--- ENTRIES SUPPLIED ---

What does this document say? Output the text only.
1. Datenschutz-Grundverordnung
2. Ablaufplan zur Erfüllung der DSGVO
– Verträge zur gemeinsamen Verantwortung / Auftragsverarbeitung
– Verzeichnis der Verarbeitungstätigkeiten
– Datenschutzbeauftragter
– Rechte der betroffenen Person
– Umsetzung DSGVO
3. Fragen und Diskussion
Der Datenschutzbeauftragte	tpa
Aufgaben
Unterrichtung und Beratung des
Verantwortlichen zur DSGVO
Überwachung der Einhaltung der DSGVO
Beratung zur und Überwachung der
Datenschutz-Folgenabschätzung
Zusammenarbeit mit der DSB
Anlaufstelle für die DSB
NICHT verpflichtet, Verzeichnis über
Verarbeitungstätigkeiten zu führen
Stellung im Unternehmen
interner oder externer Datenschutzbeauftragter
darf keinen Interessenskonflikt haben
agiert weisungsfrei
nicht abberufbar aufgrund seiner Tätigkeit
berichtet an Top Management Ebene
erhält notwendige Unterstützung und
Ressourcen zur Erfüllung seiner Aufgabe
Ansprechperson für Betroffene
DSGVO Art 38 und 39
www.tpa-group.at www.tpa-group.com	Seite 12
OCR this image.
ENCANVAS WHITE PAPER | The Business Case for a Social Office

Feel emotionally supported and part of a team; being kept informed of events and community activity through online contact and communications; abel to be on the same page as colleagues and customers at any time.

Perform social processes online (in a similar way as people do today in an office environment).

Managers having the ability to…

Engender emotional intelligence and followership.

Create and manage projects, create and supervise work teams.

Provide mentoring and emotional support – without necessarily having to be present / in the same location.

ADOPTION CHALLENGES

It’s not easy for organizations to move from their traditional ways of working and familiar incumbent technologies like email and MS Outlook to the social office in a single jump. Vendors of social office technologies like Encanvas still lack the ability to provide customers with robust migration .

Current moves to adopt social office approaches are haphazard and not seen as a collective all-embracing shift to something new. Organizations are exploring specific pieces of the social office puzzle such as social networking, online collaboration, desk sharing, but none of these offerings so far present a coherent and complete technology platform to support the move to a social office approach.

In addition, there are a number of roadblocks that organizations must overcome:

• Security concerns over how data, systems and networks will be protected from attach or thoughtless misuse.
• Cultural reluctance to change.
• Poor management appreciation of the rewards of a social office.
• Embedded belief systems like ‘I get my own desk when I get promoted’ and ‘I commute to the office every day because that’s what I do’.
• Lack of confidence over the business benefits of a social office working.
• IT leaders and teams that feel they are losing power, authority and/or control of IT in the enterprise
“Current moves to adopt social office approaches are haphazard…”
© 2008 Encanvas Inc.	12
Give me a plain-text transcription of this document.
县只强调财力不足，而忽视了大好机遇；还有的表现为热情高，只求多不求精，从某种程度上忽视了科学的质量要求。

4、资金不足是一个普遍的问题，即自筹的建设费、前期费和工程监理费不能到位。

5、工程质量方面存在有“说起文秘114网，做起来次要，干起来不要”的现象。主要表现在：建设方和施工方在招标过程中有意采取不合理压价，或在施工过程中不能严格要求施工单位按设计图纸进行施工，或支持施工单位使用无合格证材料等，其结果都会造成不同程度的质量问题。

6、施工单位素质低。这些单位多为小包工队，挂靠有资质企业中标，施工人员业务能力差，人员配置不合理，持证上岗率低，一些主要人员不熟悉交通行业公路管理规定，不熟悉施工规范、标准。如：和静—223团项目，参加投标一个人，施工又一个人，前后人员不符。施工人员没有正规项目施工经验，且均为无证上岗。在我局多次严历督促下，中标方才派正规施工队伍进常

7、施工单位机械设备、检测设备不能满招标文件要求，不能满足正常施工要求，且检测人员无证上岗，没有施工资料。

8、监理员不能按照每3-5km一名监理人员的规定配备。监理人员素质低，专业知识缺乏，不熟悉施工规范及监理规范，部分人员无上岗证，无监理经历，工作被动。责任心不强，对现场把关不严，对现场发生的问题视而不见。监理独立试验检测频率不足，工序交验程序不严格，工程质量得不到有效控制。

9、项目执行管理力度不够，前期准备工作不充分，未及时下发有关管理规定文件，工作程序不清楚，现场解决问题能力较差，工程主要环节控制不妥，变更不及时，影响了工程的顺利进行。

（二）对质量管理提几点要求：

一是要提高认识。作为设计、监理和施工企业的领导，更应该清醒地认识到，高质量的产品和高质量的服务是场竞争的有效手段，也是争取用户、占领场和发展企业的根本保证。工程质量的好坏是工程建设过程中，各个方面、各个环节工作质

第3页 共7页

---

▶ **YOUR INSTRUCTIONS**: Transcribe the entire listing above precisely.

▶ **RESPONSE**:
What does this document say? Output the text only.
1. Datenschutz-Grundverordnung
2. Ablaufplan zur Erfüllung der DSGVO
– Verträge zur gemeinsamen Verantwortung / Auftragsverarbeitung
– Verzeichnis der Verarbeitungstätigkeiten
– Datenschutzbeauftragter
– Rechte der betroffenen Person
– Umsetzung DSGVO
3. Fragen und Diskussion
Der Datenschutzbeauftragte	tpa
Aufgaben
Unterrichtung und Beratung des
Verantwortlichen zur DSGVO
Überwachung der Einhaltung der DSGVO
Beratung zur und Überwachung der
Datenschutz-Folgenabschätzung
Zusammenarbeit mit der DSB
Anlaufstelle für die DSB
NICHT verpflichtet, Verzeichnis über
Verarbeitungstätigkeiten zu führen
Stellung im Unternehmen
interner oder externer Datenschutzbeauftragter
darf keinen Interessenskonflikt haben
agiert weisungsfrei
nicht abberufbar aufgrund seiner Tätigkeit
berichtet an Top Management Ebene
erhält notwendige Unterstützung und
Ressourcen zur Erfüllung seiner Aufgabe
Ansprechperson für Betroffene
DSGVO Art 38 und 39
www.tpa-group.at www.tpa-group.com	Seite 12
OCR this image.
ENCANVAS WHITE PAPER | The Business Case for a Social Office

Feel emotionally supported and part of a team; being kept informed of events and community activity through online contact and communications; abel to be on the same page as colleagues and customers at any time.

Perform social processes online (in a similar way as people do today in an office environment).

Managers having the ability to…

Engender emotional intelligence and followership.

Create and manage projects, create and supervise work teams.

Provide mentoring and emotional support – without necessarily having to be present / in the same location.

ADOPTION CHALLENGES

It’s not easy for organizations to move from their traditional ways of working and familiar incumbent technologies like email and MS Outlook to the social office in a single jump. Vendors of social office technologies like Encanvas still lack the ability to provide customers with robust migration .

Current moves to adopt social office approaches are haphazard and not seen as a collective all-embracing shift to something new. Organizations are exploring specific pieces of the social office puzzle such as social networking, online collaboration, desk sharing, but none of these offerings so far present a coherent and complete technology platform to support the move to a social office approach.

In addition, there are a number of roadblocks that organizations must overcome:

• Security concerns over how data, systems and networks will be protected from attach or thoughtless misuse.
• Cultural reluctance to change.
• Poor management appreciation of the rewards of a social office.
• Embedded belief systems like ‘I get my own desk when I get promoted’ and ‘I commute to the office every day because that’s what I do’.
• Lack of confidence over the business benefits of a social office working.
• IT leaders and teams that feel they are losing power, authority and/or control of IT in the enterprise
“Current moves to adopt social office approaches are haphazard…”
© 2008 Encanvas Inc.	12
Give me a plain-text transcription of this document.
县只强调财力不足，而忽视了大好机遇；还有的表现为热情高，只求多不求精，从某种程度上忽视了科学的质量要求。

4、资金不足是一个普遍的问题，即自筹的建设费、前期费和工程监理费不能到位。

5、工程质量方面存在有“说起文秘114网，做起来次要，干起来不要”的现象。主要表现在：建设方和施工方在招标过程中有意采取不合理压价，或在施工过程中不能严格要求施工单位按设计图纸进行施工，或支持施工单位使用无合格证材料等，其结果都会造成不同程度的质量问题。

6、施工单位素质低。这些单位多为小包工队，挂靠有资质企业中标，施工人员业务能力差，人员配置不合理，持证上岗率低，一些主要人员不熟悉交通行业公路管理规定，不熟悉施工规范、标准。如：和静—223团项目，参加投标一个人，施工又一个人，前后人员不符。施工人员没有正规项目施工经验，且均为无证上岗。在我局多次严历督促下，中标方才派正规施工队伍进常

7、施工单位机械设备、检测设备不能满招标文件要求，不能满足正常施工要求，且检测人员无证上岗，没有施工资料。

8、监理员不能按照每3-5km一名监理人员的规定配备。监理人员素质低，专业知识缺乏，不熟悉施工规范及监理规范，部分人员无上岗证，无监理经历，工作被动。责任心不强，对现场把关不严，对现场发生的问题视而不见。监理独立试验检测频率不足，工序交验程序不严格，工程质量得不到有效控制。

9、项目执行管理力度不够，前期准备工作不充分，未及时下发有关管理规定文件，工作程序不清楚，现场解决问题能力较差，工程主要环节控制不妥，变更不及时，影响了工程的顺利进行。

（二）对质量管理提几点要求：

一是要提高认识。作为设计、监理和施工企业的领导，更应该清醒地认识到，高质量的产品和高质量的服务是场竞争的有效手段，也是争取用户、占领场和发展企业的根本保证。工程质量的好坏是工程建设过程中，各个方面、各个环节工作质

第3页 共7页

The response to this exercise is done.